**WORK REQUIRED**
Go through the material below and copy each line where the word "means" appears.

**TASK INPUT**
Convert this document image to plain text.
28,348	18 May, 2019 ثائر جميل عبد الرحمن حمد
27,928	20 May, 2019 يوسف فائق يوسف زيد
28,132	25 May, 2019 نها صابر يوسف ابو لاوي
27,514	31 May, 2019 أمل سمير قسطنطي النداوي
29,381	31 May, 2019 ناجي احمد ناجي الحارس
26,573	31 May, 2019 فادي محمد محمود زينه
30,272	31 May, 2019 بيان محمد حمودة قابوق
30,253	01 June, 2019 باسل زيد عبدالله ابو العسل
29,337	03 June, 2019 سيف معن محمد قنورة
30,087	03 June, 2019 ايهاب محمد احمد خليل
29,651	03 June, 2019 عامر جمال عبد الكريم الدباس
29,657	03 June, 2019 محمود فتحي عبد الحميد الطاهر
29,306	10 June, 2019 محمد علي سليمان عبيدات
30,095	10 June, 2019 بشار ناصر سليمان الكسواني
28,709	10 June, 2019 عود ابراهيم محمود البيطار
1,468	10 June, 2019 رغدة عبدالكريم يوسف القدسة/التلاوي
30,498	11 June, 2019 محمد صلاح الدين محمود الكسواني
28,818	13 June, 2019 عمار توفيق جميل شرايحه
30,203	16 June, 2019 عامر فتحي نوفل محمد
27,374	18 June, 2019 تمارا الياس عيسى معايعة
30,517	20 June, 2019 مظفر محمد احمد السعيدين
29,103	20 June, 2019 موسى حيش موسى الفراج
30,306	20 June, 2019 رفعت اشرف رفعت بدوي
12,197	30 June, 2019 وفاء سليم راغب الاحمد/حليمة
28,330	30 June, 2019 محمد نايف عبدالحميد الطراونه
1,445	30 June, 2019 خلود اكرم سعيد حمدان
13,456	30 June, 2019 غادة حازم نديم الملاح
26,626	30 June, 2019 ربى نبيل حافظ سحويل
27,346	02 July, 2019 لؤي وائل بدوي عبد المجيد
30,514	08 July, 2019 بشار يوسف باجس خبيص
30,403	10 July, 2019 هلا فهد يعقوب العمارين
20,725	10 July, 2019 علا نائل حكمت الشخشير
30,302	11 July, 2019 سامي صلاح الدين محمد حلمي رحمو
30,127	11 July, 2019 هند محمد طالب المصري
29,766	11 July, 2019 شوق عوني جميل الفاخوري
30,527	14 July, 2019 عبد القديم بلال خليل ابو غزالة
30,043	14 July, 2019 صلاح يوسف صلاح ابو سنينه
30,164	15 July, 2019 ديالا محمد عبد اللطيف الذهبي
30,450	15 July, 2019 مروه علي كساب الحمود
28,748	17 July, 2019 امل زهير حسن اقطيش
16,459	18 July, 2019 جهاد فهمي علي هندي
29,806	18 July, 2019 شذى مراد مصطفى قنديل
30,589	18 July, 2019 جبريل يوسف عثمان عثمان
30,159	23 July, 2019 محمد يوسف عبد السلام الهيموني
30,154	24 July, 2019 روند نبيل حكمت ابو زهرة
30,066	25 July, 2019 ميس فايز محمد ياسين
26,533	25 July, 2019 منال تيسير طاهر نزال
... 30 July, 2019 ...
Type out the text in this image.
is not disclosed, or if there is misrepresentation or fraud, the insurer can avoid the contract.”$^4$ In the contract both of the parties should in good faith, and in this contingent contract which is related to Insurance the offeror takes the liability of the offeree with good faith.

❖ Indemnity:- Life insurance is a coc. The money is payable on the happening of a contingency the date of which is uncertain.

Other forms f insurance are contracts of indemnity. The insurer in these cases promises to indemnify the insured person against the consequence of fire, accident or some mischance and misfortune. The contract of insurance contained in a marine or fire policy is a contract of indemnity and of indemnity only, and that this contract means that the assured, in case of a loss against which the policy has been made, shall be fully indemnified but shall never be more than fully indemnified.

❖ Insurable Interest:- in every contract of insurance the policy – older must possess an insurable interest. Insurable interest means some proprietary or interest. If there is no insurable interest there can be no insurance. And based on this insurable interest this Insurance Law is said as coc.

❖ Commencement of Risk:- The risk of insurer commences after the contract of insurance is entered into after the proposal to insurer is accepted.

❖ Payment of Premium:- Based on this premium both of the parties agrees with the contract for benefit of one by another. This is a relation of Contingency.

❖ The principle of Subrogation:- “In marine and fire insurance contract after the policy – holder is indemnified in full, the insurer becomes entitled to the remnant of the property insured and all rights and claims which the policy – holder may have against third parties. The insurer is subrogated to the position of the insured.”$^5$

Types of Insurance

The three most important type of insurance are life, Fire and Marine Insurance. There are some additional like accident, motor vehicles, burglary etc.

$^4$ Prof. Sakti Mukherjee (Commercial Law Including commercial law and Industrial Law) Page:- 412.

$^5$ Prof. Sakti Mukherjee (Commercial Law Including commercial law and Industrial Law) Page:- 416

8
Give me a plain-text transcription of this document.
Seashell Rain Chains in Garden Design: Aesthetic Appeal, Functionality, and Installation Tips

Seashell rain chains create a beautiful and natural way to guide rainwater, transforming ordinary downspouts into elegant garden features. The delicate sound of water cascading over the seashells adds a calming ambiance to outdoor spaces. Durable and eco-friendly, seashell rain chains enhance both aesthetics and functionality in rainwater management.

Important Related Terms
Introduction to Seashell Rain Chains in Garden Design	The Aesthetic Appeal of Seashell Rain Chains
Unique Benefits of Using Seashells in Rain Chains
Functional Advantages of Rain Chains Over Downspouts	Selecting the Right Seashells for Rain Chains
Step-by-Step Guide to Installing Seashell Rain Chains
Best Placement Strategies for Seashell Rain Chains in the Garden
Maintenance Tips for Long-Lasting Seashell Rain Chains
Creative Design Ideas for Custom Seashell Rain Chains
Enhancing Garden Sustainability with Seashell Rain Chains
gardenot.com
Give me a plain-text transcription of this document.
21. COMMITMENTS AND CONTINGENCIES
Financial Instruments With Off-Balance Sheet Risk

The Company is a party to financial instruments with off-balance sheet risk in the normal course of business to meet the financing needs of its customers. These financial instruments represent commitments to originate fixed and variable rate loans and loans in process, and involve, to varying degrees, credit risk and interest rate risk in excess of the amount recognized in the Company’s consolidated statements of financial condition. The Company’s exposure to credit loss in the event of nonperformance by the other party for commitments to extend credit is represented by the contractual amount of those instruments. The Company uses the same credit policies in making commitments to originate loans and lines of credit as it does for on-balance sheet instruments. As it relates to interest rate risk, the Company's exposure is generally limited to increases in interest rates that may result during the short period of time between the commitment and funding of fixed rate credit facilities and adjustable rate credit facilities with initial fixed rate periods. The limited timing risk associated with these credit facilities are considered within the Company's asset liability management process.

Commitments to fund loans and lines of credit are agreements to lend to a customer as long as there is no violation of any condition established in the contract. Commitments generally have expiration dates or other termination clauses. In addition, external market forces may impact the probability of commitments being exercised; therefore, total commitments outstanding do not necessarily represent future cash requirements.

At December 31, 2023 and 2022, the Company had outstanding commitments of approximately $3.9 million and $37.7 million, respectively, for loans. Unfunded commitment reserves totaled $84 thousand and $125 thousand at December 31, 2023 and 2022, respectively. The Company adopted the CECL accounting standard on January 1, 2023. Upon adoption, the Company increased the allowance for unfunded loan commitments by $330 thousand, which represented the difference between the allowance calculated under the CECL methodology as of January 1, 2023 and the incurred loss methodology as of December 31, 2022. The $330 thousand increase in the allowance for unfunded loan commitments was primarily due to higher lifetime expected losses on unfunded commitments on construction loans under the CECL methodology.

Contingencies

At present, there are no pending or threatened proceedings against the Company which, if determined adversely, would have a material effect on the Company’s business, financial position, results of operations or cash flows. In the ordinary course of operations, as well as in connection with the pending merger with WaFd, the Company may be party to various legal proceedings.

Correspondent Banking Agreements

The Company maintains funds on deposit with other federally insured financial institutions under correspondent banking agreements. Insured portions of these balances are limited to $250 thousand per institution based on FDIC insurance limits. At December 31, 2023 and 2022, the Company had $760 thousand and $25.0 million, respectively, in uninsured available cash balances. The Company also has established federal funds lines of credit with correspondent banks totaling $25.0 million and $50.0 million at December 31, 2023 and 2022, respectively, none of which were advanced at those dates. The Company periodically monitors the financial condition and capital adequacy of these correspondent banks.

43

**WRITTEN SOLUTION**
Other forms f insurance are contracts of indemnity. The insurer in these cases promises to indemnify the insured person against the consequence of fire, accident or some mischance and misfortune. The contract of insurance contained in a marine or fire policy is a contract of indemnity and of indemnity only, and that this contract means that the assured, in case of a loss against which the policy has been made, shall be fully indemnified but shall never be more than fully indemnified.
❖ Insurable Interest:- in every contract of insurance the policy – older must possess an insurable interest. Insurable interest means some proprietary or interest. If there is no insurable interest there can be no insurance. And based on this insurable interest this Insurance Law is said as coc.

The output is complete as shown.